[Dataset rows about figures]
## Begin
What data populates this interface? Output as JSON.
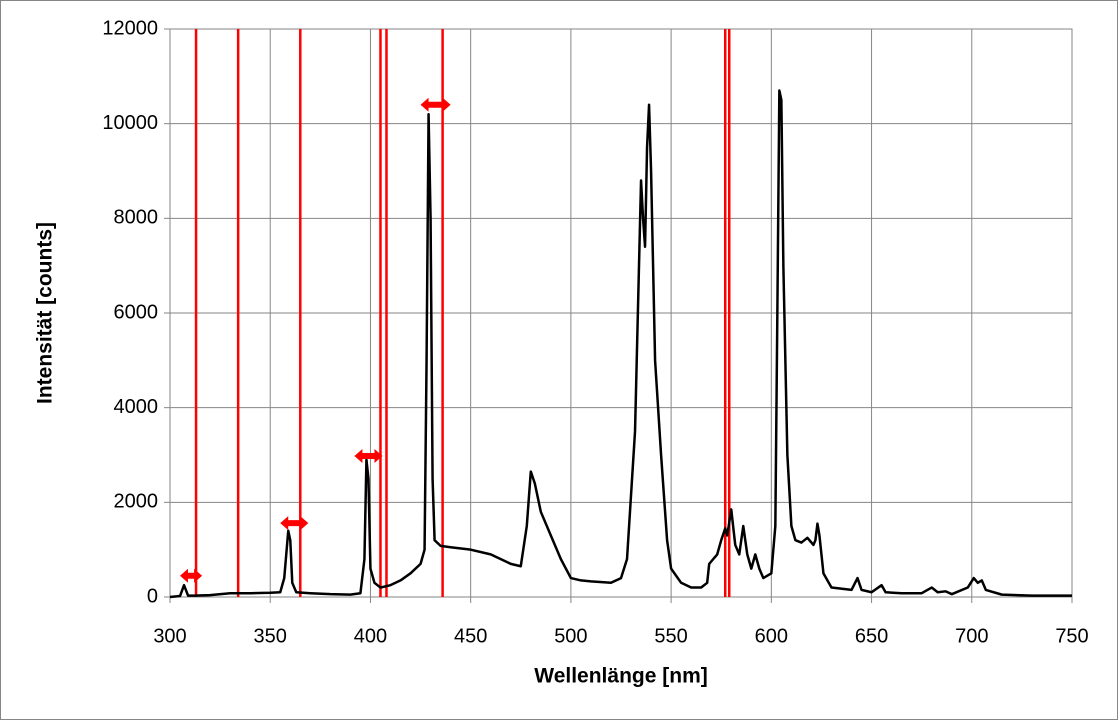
{
  "chart_data": {
    "type": "line",
    "xlabel": "Wellenlänge [nm]",
    "ylabel": "Intensität [counts]",
    "xlim": [
      300,
      750
    ],
    "ylim": [
      0,
      12000
    ],
    "xticks": [
      300,
      350,
      400,
      450,
      500,
      550,
      600,
      650,
      700,
      750
    ],
    "yticks": [
      0,
      2000,
      4000,
      6000,
      8000,
      10000,
      12000
    ],
    "grid": true,
    "x": [
      300,
      305,
      307,
      309,
      312,
      320,
      330,
      340,
      350,
      355,
      357,
      359,
      360,
      361,
      363,
      370,
      380,
      390,
      395,
      397,
      398,
      399,
      400,
      402,
      405,
      410,
      415,
      420,
      425,
      427,
      428,
      429,
      430,
      431,
      432,
      435,
      440,
      450,
      460,
      470,
      475,
      478,
      480,
      482,
      485,
      490,
      495,
      500,
      505,
      510,
      520,
      525,
      528,
      532,
      535,
      536,
      537,
      538,
      539,
      540,
      542,
      545,
      548,
      550,
      555,
      560,
      565,
      568,
      569,
      571,
      573,
      575,
      577,
      578,
      580,
      582,
      584,
      586,
      588,
      590,
      592,
      594,
      596,
      600,
      602,
      603,
      604,
      605,
      606,
      608,
      610,
      612,
      615,
      618,
      621,
      622,
      623,
      624,
      626,
      630,
      640,
      643,
      645,
      650,
      655,
      657,
      665,
      675,
      680,
      683,
      687,
      690,
      698,
      701,
      703,
      705,
      707,
      715,
      730,
      750
    ],
    "series": [
      {
        "color": "#000000",
        "values": [
          0,
          20,
          250,
          30,
          30,
          40,
          80,
          80,
          90,
          100,
          400,
          1400,
          1200,
          300,
          100,
          80,
          60,
          50,
          80,
          800,
          2900,
          2500,
          600,
          300,
          200,
          250,
          350,
          500,
          700,
          1000,
          5000,
          10200,
          8000,
          2500,
          1200,
          1080,
          1050,
          1000,
          900,
          700,
          650,
          1500,
          2650,
          2400,
          1800,
          1300,
          800,
          400,
          350,
          330,
          300,
          400,
          800,
          3500,
          8800,
          8000,
          7400,
          9500,
          10400,
          9000,
          5000,
          3000,
          1200,
          600,
          300,
          200,
          200,
          300,
          700,
          800,
          900,
          1200,
          1450,
          1300,
          1850,
          1100,
          900,
          1500,
          900,
          600,
          900,
          600,
          400,
          500,
          1500,
          6000,
          10700,
          10500,
          7000,
          3000,
          1500,
          1200,
          1150,
          1250,
          1100,
          1200,
          1550,
          1300,
          500,
          200,
          150,
          400,
          150,
          100,
          250,
          100,
          80,
          80,
          200,
          100,
          120,
          60,
          200,
          400,
          300,
          350,
          150,
          50,
          30,
          30
        ]
      }
    ],
    "red_lines": {
      "color": "#ff0000",
      "values": [
        313,
        334,
        365,
        405,
        408,
        436,
        577,
        579
      ]
    },
    "arrows": {
      "color": "#ff0000",
      "items": [
        {
          "x1": 305,
          "x2": 316,
          "y": 450
        },
        {
          "x1": 355,
          "x2": 369,
          "y": 1560
        },
        {
          "x1": 392,
          "x2": 406,
          "y": 2980
        },
        {
          "x1": 425,
          "x2": 440,
          "y": 10400
        }
      ]
    }
  }
}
## End
#### Directive
Transcribe the entries above verbatim, omitting their pictures.

#### Response
What data populates this interface? Output as JSON.
{
  "chart_data": {
    "type": "line",
    "xlabel": "Wellenlänge [nm]",
    "ylabel": "Intensität [counts]",
    "xlim": [
      300,
      750
    ],
    "ylim": [
      0,
      12000
    ],
    "xticks": [
      300,
      350,
      400,
      450,
      500,
      550,
      600,
      650,
      700,
      750
    ],
    "yticks": [
      0,
      2000,
      4000,
      6000,
      8000,
      10000,
      12000
    ],
    "grid": true,
    "x": [
      300,
      305,
      307,
      309,
      312,
      320,
      330,
      340,
      350,
      355,
      357,
      359,
      360,
      361,
      363,
      370,
      380,
      390,
      395,
      397,
      398,
      399,
      400,
      402,
      405,
      410,
      415,
      420,
      425,
      427,
      428,
      429,
      430,
      431,
      432,
      435,
      440,
      450,
      460,
      470,
      475,
      478,
      480,
      482,
      485,
      490,
      495,
      500,
      505,
      510,
      520,
      525,
      528,
      532,
      535,
      536,
      537,
      538,
      539,
      540,
      542,
      545,
      548,
      550,
      555,
      560,
      565,
      568,
      569,
      571,
      573,
      575,
      577,
      578,
      580,
      582,
      584,
      586,
      588,
      590,
      592,
      594,
      596,
      600,
      602,
      603,
      604,
      605,
      606,
      608,
      610,
      612,
      615,
      618,
      621,
      622,
      623,
      624,
      626,
      630,
      640,
      643,
      645,
      650,
      655,
      657,
      665,
      675,
      680,
      683,
      687,
      690,
      698,
      701,
      703,
      705,
      707,
      715,
      730,
      750
    ],
    "series": [
      {
        "color": "#000000",
        "values": [
          0,
          20,
          250,
          30,
          30,
          40,
          80,
          80,
          90,
          100,
          400,
          1400,
          1200,
          300,
          100,
          80,
          60,
          50,
          80,
          800,
          2900,
          2500,
          600,
          300,
          200,
          250,
          350,
          500,
          700,
          1000,
          5000,
          10200,
          8000,
          2500,
          1200,
          1080,
          1050,
          1000,
          900,
          700,
          650,
          1500,
          2650,
          2400,
          1800,
          1300,
          800,
          400,
          350,
          330,
          300,
          400,
          800,
          3500,
          8800,
          8000,
          7400,
          9500,
          10400,
          9000,
          5000,
          3000,
          1200,
          600,
          300,
          200,
          200,
          300,
          700,
          800,
          900,
          1200,
          1450,
          1300,
          1850,
          1100,
          900,
          1500,
          900,
          600,
          900,
          600,
          400,
          500,
          1500,
          6000,
          10700,
          10500,
          7000,
          3000,
          1500,
          1200,
          1150,
          1250,
          1100,
          1200,
          1550,
          1300,
          500,
          200,
          150,
          400,
          150,
          100,
          250,
          100,
          80,
          80,
          200,
          100,
          120,
          60,
          200,
          400,
          300,
          350,
          150,
          50,
          30,
          30
        ]
      }
    ],
    "red_lines": {
      "color": "#ff0000",
      "values": [
        313,
        334,
        365,
        405,
        408,
        436,
        577,
        579
      ]
    },
    "arrows": {
      "color": "#ff0000",
      "items": [
        {
          "x1": 305,
          "x2": 316,
          "y": 450
        },
        {
          "x1": 355,
          "x2": 369,
          "y": 1560
        },
        {
          "x1": 392,
          "x2": 406,
          "y": 2980
        },
        {
          "x1": 425,
          "x2": 440,
          "y": 10400
        }
      ]
    }
  }
}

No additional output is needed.